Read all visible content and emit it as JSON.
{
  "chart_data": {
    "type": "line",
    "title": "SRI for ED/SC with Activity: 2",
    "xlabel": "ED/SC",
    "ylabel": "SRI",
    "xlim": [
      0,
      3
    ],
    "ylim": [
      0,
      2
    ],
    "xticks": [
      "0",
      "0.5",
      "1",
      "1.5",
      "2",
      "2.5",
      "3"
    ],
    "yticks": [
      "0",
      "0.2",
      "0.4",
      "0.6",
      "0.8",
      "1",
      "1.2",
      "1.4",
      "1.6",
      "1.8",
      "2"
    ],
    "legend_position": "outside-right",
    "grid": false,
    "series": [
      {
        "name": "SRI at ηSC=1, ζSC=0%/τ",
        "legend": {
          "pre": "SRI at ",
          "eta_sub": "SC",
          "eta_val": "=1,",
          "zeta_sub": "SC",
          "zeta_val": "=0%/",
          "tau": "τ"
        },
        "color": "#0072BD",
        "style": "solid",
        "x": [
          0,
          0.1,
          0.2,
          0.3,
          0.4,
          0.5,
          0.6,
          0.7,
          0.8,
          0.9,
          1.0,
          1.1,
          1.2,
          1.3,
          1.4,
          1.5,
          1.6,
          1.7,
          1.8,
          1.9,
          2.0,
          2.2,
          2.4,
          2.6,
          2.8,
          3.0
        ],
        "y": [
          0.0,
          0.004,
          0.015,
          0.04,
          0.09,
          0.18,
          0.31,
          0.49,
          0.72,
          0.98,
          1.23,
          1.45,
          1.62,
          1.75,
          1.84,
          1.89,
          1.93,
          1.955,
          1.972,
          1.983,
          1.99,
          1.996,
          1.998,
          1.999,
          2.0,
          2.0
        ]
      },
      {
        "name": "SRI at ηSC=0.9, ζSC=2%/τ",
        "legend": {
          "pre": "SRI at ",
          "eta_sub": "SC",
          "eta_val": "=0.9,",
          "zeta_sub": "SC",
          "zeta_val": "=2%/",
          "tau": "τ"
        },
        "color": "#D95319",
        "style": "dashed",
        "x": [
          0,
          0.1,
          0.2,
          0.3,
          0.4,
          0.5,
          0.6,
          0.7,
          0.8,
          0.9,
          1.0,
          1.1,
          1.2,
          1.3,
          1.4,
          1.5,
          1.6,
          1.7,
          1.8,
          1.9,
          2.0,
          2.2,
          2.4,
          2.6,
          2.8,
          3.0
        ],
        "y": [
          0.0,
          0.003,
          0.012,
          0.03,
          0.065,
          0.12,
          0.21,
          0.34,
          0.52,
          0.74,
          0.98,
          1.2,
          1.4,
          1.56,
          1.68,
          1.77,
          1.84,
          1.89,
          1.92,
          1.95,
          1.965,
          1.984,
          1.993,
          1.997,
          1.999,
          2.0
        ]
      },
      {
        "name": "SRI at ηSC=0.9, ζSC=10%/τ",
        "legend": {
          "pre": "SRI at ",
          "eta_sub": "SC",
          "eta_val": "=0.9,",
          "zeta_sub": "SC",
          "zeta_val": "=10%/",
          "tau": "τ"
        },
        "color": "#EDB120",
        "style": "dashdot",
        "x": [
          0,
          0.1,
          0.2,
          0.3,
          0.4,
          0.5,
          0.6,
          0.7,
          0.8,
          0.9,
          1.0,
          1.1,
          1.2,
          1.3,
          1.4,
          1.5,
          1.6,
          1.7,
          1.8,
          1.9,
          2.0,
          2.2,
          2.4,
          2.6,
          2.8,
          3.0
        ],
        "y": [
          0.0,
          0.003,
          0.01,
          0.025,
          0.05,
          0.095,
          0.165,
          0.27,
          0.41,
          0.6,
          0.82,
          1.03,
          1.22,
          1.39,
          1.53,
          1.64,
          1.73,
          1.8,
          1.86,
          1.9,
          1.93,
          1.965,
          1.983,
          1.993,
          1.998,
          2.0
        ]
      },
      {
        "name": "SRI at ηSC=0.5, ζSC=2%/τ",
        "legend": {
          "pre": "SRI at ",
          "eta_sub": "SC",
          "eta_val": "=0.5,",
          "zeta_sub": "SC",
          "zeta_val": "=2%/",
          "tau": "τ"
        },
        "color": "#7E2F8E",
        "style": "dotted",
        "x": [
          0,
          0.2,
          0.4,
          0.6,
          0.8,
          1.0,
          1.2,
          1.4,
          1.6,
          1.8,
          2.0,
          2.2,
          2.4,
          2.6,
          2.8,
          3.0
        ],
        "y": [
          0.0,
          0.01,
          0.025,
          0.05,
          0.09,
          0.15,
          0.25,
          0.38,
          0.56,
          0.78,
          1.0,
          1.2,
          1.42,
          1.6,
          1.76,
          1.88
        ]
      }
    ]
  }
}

Stated task :: Each record must be returned exactly as it is written.

Completed exercise ::
Read all visible content and emit it as JSON.
{
  "chart_data": {
    "type": "line",
    "title": "SRI for ED/SC with Activity: 2",
    "xlabel": "ED/SC",
    "ylabel": "SRI",
    "xlim": [
      0,
      3
    ],
    "ylim": [
      0,
      2
    ],
    "xticks": [
      "0",
      "0.5",
      "1",
      "1.5",
      "2",
      "2.5",
      "3"
    ],
    "yticks": [
      "0",
      "0.2",
      "0.4",
      "0.6",
      "0.8",
      "1",
      "1.2",
      "1.4",
      "1.6",
      "1.8",
      "2"
    ],
    "legend_position": "outside-right",
    "grid": false,
    "series": [
      {
        "name": "SRI at ηSC=1, ζSC=0%/τ",
        "legend": {
          "pre": "SRI at ",
          "eta_sub": "SC",
          "eta_val": "=1,",
          "zeta_sub": "SC",
          "zeta_val": "=0%/",
          "tau": "τ"
        },
        "color": "#0072BD",
        "style": "solid",
        "x": [
          0,
          0.1,
          0.2,
          0.3,
          0.4,
          0.5,
          0.6,
          0.7,
          0.8,
          0.9,
          1.0,
          1.1,
          1.2,
          1.3,
          1.4,
          1.5,
          1.6,
          1.7,
          1.8,
          1.9,
          2.0,
          2.2,
          2.4,
          2.6,
          2.8,
          3.0
        ],
        "y": [
          0.0,
          0.004,
          0.015,
          0.04,
          0.09,
          0.18,
          0.31,
          0.49,
          0.72,
          0.98,
          1.23,
          1.45,
          1.62,
          1.75,
          1.84,
          1.89,
          1.93,
          1.955,
          1.972,
          1.983,
          1.99,
          1.996,
          1.998,
          1.999,
          2.0,
          2.0
        ]
      },
      {
        "name": "SRI at ηSC=0.9, ζSC=2%/τ",
        "legend": {
          "pre": "SRI at ",
          "eta_sub": "SC",
          "eta_val": "=0.9,",
          "zeta_sub": "SC",
          "zeta_val": "=2%/",
          "tau": "τ"
        },
        "color": "#D95319",
        "style": "dashed",
        "x": [
          0,
          0.1,
          0.2,
          0.3,
          0.4,
          0.5,
          0.6,
          0.7,
          0.8,
          0.9,
          1.0,
          1.1,
          1.2,
          1.3,
          1.4,
          1.5,
          1.6,
          1.7,
          1.8,
          1.9,
          2.0,
          2.2,
          2.4,
          2.6,
          2.8,
          3.0
        ],
        "y": [
          0.0,
          0.003,
          0.012,
          0.03,
          0.065,
          0.12,
          0.21,
          0.34,
          0.52,
          0.74,
          0.98,
          1.2,
          1.4,
          1.56,
          1.68,
          1.77,
          1.84,
          1.89,
          1.92,
          1.95,
          1.965,
          1.984,
          1.993,
          1.997,
          1.999,
          2.0
        ]
      },
      {
        "name": "SRI at ηSC=0.9, ζSC=10%/τ",
        "legend": {
          "pre": "SRI at ",
          "eta_sub": "SC",
          "eta_val": "=0.9,",
          "zeta_sub": "SC",
          "zeta_val": "=10%/",
          "tau": "τ"
        },
        "color": "#EDB120",
        "style": "dashdot",
        "x": [
          0,
          0.1,
          0.2,
          0.3,
          0.4,
          0.5,
          0.6,
          0.7,
          0.8,
          0.9,
          1.0,
          1.1,
          1.2,
          1.3,
          1.4,
          1.5,
          1.6,
          1.7,
          1.8,
          1.9,
          2.0,
          2.2,
          2.4,
          2.6,
          2.8,
          3.0
        ],
        "y": [
          0.0,
          0.003,
          0.01,
          0.025,
          0.05,
          0.095,
          0.165,
          0.27,
          0.41,
          0.6,
          0.82,
          1.03,
          1.22,
          1.39,
          1.53,
          1.64,
          1.73,
          1.8,
          1.86,
          1.9,
          1.93,
          1.965,
          1.983,
          1.993,
          1.998,
          2.0
        ]
      },
      {
        "name": "SRI at ηSC=0.5, ζSC=2%/τ",
        "legend": {
          "pre": "SRI at ",
          "eta_sub": "SC",
          "eta_val": "=0.5,",
          "zeta_sub": "SC",
          "zeta_val": "=2%/",
          "tau": "τ"
        },
        "color": "#7E2F8E",
        "style": "dotted",
        "x": [
          0,
          0.2,
          0.4,
          0.6,
          0.8,
          1.0,
          1.2,
          1.4,
          1.6,
          1.8,
          2.0,
          2.2,
          2.4,
          2.6,
          2.8,
          3.0
        ],
        "y": [
          0.0,
          0.01,
          0.025,
          0.05,
          0.09,
          0.15,
          0.25,
          0.38,
          0.56,
          0.78,
          1.0,
          1.2,
          1.42,
          1.6,
          1.76,
          1.88
        ]
      }
    ]
  }
}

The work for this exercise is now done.